● **Provided records**:
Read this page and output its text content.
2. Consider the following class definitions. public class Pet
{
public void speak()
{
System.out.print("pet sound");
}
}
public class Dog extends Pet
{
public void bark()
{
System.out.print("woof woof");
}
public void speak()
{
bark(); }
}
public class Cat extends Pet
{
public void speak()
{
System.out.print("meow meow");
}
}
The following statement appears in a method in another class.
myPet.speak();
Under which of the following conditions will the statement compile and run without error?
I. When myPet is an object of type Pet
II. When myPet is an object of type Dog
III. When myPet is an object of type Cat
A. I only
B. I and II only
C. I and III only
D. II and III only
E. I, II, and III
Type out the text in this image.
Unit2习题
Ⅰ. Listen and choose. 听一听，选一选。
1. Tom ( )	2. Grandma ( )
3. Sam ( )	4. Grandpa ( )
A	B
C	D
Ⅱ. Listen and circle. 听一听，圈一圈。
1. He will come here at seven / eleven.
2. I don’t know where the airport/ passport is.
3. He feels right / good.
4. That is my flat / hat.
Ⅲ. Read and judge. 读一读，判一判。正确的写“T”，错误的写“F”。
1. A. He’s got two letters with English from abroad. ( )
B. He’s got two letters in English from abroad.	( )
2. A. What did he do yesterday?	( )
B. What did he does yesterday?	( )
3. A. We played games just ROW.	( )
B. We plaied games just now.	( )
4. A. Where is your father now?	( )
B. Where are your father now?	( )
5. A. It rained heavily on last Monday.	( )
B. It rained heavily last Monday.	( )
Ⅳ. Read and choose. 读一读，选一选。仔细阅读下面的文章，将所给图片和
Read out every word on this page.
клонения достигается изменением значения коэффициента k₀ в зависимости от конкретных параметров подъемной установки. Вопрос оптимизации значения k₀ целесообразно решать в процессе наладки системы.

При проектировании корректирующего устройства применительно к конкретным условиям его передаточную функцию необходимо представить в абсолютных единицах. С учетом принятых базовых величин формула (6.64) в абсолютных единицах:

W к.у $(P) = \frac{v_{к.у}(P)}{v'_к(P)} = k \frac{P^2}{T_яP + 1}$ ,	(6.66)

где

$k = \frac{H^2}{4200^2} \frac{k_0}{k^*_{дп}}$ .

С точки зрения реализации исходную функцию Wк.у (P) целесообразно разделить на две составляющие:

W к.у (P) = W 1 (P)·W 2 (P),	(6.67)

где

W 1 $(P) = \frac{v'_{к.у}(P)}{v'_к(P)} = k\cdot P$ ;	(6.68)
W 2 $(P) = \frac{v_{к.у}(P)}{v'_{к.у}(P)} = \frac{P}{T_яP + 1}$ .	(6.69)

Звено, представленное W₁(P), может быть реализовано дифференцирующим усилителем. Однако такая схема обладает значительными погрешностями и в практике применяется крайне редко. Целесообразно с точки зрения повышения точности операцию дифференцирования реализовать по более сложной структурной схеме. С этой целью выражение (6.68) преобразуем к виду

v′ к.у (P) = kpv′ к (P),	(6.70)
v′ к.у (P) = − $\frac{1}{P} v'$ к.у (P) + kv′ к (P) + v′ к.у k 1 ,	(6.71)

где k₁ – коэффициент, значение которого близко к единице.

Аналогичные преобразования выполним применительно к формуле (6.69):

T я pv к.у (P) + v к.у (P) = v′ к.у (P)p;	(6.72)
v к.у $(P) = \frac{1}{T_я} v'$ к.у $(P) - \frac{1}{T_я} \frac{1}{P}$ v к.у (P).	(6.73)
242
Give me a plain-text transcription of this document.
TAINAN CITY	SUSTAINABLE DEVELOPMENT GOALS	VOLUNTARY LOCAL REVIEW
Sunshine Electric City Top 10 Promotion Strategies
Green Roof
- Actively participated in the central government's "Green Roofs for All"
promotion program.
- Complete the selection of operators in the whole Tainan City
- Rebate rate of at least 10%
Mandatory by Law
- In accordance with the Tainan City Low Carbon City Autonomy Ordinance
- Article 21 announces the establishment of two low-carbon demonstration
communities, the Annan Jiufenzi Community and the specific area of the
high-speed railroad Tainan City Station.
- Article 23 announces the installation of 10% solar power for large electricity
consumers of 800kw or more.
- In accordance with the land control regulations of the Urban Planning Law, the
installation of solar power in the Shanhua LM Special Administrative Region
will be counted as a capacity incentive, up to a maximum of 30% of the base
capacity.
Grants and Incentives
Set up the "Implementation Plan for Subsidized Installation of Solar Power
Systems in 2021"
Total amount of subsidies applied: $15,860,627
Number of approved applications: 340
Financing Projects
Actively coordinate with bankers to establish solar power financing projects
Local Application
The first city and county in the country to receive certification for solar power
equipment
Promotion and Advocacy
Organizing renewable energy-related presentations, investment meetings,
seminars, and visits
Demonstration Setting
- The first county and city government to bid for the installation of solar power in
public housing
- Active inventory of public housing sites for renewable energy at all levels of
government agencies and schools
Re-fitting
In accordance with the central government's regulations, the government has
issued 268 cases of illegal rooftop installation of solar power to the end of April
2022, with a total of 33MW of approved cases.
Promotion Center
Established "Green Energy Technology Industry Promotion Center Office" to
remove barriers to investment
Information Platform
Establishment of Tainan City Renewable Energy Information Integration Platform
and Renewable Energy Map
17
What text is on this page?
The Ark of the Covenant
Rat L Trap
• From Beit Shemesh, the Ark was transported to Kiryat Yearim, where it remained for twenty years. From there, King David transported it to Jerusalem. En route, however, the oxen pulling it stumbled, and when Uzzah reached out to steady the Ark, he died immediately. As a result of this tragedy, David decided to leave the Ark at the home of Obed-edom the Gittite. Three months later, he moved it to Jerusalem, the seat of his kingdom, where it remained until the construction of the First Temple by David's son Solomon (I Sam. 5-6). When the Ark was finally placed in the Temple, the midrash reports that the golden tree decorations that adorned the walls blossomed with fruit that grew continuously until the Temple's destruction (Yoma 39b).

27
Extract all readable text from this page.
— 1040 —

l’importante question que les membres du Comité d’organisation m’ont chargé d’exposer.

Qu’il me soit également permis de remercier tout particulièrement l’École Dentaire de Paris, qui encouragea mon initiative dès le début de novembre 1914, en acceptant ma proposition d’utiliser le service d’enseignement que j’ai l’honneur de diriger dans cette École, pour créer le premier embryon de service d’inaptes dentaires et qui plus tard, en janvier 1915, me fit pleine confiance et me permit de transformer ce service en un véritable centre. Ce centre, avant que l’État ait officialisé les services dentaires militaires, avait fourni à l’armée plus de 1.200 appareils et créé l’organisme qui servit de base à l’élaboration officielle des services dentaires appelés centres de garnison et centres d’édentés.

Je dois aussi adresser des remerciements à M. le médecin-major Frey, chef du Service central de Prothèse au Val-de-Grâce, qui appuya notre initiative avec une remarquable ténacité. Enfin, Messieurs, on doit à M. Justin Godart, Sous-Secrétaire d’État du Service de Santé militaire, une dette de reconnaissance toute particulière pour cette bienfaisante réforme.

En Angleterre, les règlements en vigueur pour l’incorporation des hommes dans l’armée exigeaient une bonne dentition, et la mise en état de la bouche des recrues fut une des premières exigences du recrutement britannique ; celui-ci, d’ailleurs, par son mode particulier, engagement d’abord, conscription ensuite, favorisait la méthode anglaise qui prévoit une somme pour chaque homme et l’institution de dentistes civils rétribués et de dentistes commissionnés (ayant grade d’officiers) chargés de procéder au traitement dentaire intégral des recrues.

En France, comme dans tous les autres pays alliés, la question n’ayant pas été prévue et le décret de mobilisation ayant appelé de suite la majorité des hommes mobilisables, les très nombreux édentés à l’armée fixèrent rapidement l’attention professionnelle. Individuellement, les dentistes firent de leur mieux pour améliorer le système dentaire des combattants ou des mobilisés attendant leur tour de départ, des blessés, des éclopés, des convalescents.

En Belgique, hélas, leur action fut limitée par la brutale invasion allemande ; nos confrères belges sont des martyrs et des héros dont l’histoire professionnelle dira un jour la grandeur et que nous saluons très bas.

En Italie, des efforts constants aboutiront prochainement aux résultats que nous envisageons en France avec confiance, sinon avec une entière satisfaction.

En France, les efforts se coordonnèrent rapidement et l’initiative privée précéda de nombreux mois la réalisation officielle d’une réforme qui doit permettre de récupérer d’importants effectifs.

● **Written problem**:
Filter the listing above for the string "object" and copy every matching line.

● **Task response**:
I. When myPet is an object of type Pet
II. When myPet is an object of type Dog
III. When myPet is an object of type Cat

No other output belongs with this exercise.